Records shown -
%%
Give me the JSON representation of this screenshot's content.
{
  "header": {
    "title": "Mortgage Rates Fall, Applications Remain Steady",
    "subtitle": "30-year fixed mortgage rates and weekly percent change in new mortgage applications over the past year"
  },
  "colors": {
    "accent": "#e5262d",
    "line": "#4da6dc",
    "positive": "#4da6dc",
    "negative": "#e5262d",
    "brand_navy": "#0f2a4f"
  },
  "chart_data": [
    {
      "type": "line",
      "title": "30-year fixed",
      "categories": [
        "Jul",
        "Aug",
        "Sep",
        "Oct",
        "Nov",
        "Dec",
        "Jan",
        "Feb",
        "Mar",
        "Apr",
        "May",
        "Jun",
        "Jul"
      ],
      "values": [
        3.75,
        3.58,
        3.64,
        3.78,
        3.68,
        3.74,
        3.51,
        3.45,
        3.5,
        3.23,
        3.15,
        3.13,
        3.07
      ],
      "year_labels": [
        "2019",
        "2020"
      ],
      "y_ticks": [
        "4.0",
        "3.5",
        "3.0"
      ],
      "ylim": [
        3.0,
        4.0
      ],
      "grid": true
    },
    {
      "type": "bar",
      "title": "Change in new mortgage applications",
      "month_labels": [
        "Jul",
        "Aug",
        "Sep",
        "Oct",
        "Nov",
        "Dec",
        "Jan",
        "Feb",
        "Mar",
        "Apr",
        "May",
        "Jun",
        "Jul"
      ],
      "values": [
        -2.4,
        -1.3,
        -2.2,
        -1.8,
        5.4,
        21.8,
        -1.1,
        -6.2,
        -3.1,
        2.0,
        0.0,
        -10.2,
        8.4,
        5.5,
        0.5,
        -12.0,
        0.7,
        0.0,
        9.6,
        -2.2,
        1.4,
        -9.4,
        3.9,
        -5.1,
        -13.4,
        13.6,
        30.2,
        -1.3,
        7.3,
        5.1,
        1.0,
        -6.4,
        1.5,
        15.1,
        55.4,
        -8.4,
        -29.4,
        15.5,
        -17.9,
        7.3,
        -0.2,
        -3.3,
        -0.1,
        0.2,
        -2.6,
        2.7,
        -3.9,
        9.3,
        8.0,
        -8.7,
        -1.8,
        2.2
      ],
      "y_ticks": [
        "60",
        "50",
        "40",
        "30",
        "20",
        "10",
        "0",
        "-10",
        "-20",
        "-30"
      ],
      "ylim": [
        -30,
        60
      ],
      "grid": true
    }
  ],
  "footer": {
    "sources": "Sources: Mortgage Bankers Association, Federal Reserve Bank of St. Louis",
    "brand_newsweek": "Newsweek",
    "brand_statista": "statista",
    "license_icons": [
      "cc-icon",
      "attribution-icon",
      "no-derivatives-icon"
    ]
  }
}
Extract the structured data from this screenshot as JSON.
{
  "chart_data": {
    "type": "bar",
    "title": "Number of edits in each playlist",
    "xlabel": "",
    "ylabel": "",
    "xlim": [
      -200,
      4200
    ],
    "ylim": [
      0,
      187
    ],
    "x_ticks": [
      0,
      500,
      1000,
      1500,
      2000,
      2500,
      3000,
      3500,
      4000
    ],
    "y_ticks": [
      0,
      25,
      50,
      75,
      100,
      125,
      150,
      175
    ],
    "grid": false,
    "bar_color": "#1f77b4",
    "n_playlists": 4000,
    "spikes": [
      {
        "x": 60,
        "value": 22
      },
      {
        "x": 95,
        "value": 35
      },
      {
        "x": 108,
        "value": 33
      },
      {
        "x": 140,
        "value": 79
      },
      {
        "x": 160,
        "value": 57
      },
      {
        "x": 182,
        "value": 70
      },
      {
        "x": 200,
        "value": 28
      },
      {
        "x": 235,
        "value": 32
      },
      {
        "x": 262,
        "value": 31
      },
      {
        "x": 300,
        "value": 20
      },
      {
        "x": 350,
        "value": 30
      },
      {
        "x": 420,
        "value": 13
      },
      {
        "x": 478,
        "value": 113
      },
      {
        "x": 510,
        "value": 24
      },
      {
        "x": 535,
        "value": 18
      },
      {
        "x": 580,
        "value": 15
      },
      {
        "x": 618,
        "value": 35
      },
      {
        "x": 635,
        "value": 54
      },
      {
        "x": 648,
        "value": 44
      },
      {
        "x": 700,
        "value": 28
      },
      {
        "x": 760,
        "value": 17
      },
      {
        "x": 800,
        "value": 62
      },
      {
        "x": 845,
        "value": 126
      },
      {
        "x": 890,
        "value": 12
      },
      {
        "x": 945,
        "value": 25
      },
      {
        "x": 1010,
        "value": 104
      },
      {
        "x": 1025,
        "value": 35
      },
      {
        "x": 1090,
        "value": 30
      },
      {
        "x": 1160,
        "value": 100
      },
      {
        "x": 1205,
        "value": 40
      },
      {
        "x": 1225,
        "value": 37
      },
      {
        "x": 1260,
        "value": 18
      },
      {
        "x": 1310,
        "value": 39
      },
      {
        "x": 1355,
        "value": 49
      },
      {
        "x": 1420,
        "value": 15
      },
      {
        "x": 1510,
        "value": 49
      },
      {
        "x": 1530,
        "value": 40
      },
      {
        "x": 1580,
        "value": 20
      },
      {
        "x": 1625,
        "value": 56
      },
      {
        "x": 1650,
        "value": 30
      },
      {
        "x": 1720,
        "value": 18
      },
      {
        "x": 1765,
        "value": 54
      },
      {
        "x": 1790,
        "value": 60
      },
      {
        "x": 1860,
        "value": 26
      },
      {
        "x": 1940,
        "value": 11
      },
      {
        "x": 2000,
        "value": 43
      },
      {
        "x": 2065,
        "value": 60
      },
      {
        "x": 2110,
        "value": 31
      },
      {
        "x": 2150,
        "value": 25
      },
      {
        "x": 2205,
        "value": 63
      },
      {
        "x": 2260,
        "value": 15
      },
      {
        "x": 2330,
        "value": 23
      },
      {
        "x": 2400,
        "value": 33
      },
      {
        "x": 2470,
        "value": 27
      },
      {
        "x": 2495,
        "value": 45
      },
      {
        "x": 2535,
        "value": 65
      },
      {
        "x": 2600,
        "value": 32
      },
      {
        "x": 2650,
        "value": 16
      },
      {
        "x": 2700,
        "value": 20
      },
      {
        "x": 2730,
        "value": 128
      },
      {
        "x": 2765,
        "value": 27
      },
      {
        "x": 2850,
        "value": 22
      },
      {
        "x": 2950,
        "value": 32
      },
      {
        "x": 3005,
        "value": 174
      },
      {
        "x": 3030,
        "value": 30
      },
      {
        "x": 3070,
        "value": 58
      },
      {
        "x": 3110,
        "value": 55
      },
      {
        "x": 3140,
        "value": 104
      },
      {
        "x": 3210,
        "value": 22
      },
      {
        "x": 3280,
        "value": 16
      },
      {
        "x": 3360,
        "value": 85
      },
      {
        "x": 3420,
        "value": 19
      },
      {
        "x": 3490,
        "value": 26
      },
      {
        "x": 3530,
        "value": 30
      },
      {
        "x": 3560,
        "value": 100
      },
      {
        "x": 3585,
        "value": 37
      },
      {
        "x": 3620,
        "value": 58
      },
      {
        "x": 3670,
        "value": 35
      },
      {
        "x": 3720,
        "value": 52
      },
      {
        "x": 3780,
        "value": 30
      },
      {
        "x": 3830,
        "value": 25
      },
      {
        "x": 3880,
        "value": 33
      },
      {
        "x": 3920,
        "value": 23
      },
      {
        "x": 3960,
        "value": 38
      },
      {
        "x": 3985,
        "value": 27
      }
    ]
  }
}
%%
What to do - Repeat each record exactly. Omit nothing.

Written response -
Give me the JSON representation of this screenshot's content.
{
  "header": {
    "title": "Mortgage Rates Fall, Applications Remain Steady",
    "subtitle": "30-year fixed mortgage rates and weekly percent change in new mortgage applications over the past year"
  },
  "colors": {
    "accent": "#e5262d",
    "line": "#4da6dc",
    "positive": "#4da6dc",
    "negative": "#e5262d",
    "brand_navy": "#0f2a4f"
  },
  "chart_data": [
    {
      "type": "line",
      "title": "30-year fixed",
      "categories": [
        "Jul",
        "Aug",
        "Sep",
        "Oct",
        "Nov",
        "Dec",
        "Jan",
        "Feb",
        "Mar",
        "Apr",
        "May",
        "Jun",
        "Jul"
      ],
      "values": [
        3.75,
        3.58,
        3.64,
        3.78,
        3.68,
        3.74,
        3.51,
        3.45,
        3.5,
        3.23,
        3.15,
        3.13,
        3.07
      ],
      "year_labels": [
        "2019",
        "2020"
      ],
      "y_ticks": [
        "4.0",
        "3.5",
        "3.0"
      ],
      "ylim": [
        3.0,
        4.0
      ],
      "grid": true
    },
    {
      "type": "bar",
      "title": "Change in new mortgage applications",
      "month_labels": [
        "Jul",
        "Aug",
        "Sep",
        "Oct",
        "Nov",
        "Dec",
        "Jan",
        "Feb",
        "Mar",
        "Apr",
        "May",
        "Jun",
        "Jul"
      ],
      "values": [
        -2.4,
        -1.3,
        -2.2,
        -1.8,
        5.4,
        21.8,
        -1.1,
        -6.2,
        -3.1,
        2.0,
        0.0,
        -10.2,
        8.4,
        5.5,
        0.5,
        -12.0,
        0.7,
        0.0,
        9.6,
        -2.2,
        1.4,
        -9.4,
        3.9,
        -5.1,
        -13.4,
        13.6,
        30.2,
        -1.3,
        7.3,
        5.1,
        1.0,
        -6.4,
        1.5,
        15.1,
        55.4,
        -8.4,
        -29.4,
        15.5,
        -17.9,
        7.3,
        -0.2,
        -3.3,
        -0.1,
        0.2,
        -2.6,
        2.7,
        -3.9,
        9.3,
        8.0,
        -8.7,
        -1.8,
        2.2
      ],
      "y_ticks": [
        "60",
        "50",
        "40",
        "30",
        "20",
        "10",
        "0",
        "-10",
        "-20",
        "-30"
      ],
      "ylim": [
        -30,
        60
      ],
      "grid": true
    }
  ],
  "footer": {
    "sources": "Sources: Mortgage Bankers Association, Federal Reserve Bank of St. Louis",
    "brand_newsweek": "Newsweek",
    "brand_statista": "statista",
    "license_icons": [
      "cc-icon",
      "attribution-icon",
      "no-derivatives-icon"
    ]
  }
}
Extract the structured data from this screenshot as JSON.
{
  "chart_data": {
    "type": "bar",
    "title": "Number of edits in each playlist",
    "xlabel": "",
    "ylabel": "",
    "xlim": [
      -200,
      4200
    ],
    "ylim": [
      0,
      187
    ],
    "x_ticks": [
      0,
      500,
      1000,
      1500,
      2000,
      2500,
      3000,
      3500,
      4000
    ],
    "y_ticks": [
      0,
      25,
      50,
      75,
      100,
      125,
      150,
      175
    ],
    "grid": false,
    "bar_color": "#1f77b4",
    "n_playlists": 4000,
    "spikes": [
      {
        "x": 60,
        "value": 22
      },
      {
        "x": 95,
        "value": 35
      },
      {
        "x": 108,
        "value": 33
      },
      {
        "x": 140,
        "value": 79
      },
      {
        "x": 160,
        "value": 57
      },
      {
        "x": 182,
        "value": 70
      },
      {
        "x": 200,
        "value": 28
      },
      {
        "x": 235,
        "value": 32
      },
      {
        "x": 262,
        "value": 31
      },
      {
        "x": 300,
        "value": 20
      },
      {
        "x": 350,
        "value": 30
      },
      {
        "x": 420,
        "value": 13
      },
      {
        "x": 478,
        "value": 113
      },
      {
        "x": 510,
        "value": 24
      },
      {
        "x": 535,
        "value": 18
      },
      {
        "x": 580,
        "value": 15
      },
      {
        "x": 618,
        "value": 35
      },
      {
        "x": 635,
        "value": 54
      },
      {
        "x": 648,
        "value": 44
      },
      {
        "x": 700,
        "value": 28
      },
      {
        "x": 760,
        "value": 17
      },
      {
        "x": 800,
        "value": 62
      },
      {
        "x": 845,
        "value": 126
      },
      {
        "x": 890,
        "value": 12
      },
      {
        "x": 945,
        "value": 25
      },
      {
        "x": 1010,
        "value": 104
      },
      {
        "x": 1025,
        "value": 35
      },
      {
        "x": 1090,
        "value": 30
      },
      {
        "x": 1160,
        "value": 100
      },
      {
        "x": 1205,
        "value": 40
      },
      {
        "x": 1225,
        "value": 37
      },
      {
        "x": 1260,
        "value": 18
      },
      {
        "x": 1310,
        "value": 39
      },
      {
        "x": 1355,
        "value": 49
      },
      {
        "x": 1420,
        "value": 15
      },
      {
        "x": 1510,
        "value": 49
      },
      {
        "x": 1530,
        "value": 40
      },
      {
        "x": 1580,
        "value": 20
      },
      {
        "x": 1625,
        "value": 56
      },
      {
        "x": 1650,
        "value": 30
      },
      {
        "x": 1720,
        "value": 18
      },
      {
        "x": 1765,
        "value": 54
      },
      {
        "x": 1790,
        "value": 60
      },
      {
        "x": 1860,
        "value": 26
      },
      {
        "x": 1940,
        "value": 11
      },
      {
        "x": 2000,
        "value": 43
      },
      {
        "x": 2065,
        "value": 60
      },
      {
        "x": 2110,
        "value": 31
      },
      {
        "x": 2150,
        "value": 25
      },
      {
        "x": 2205,
        "value": 63
      },
      {
        "x": 2260,
        "value": 15
      },
      {
        "x": 2330,
        "value": 23
      },
      {
        "x": 2400,
        "value": 33
      },
      {
        "x": 2470,
        "value": 27
      },
      {
        "x": 2495,
        "value": 45
      },
      {
        "x": 2535,
        "value": 65
      },
      {
        "x": 2600,
        "value": 32
      },
      {
        "x": 2650,
        "value": 16
      },
      {
        "x": 2700,
        "value": 20
      },
      {
        "x": 2730,
        "value": 128
      },
      {
        "x": 2765,
        "value": 27
      },
      {
        "x": 2850,
        "value": 22
      },
      {
        "x": 2950,
        "value": 32
      },
      {
        "x": 3005,
        "value": 174
      },
      {
        "x": 3030,
        "value": 30
      },
      {
        "x": 3070,
        "value": 58
      },
      {
        "x": 3110,
        "value": 55
      },
      {
        "x": 3140,
        "value": 104
      },
      {
        "x": 3210,
        "value": 22
      },
      {
        "x": 3280,
        "value": 16
      },
      {
        "x": 3360,
        "value": 85
      },
      {
        "x": 3420,
        "value": 19
      },
      {
        "x": 3490,
        "value": 26
      },
      {
        "x": 3530,
        "value": 30
      },
      {
        "x": 3560,
        "value": 100
      },
      {
        "x": 3585,
        "value": 37
      },
      {
        "x": 3620,
        "value": 58
      },
      {
        "x": 3670,
        "value": 35
      },
      {
        "x": 3720,
        "value": 52
      },
      {
        "x": 3780,
        "value": 30
      },
      {
        "x": 3830,
        "value": 25
      },
      {
        "x": 3880,
        "value": 33
      },
      {
        "x": 3920,
        "value": 23
      },
      {
        "x": 3960,
        "value": 38
      },
      {
        "x": 3985,
        "value": 27
      }
    ]
  }
}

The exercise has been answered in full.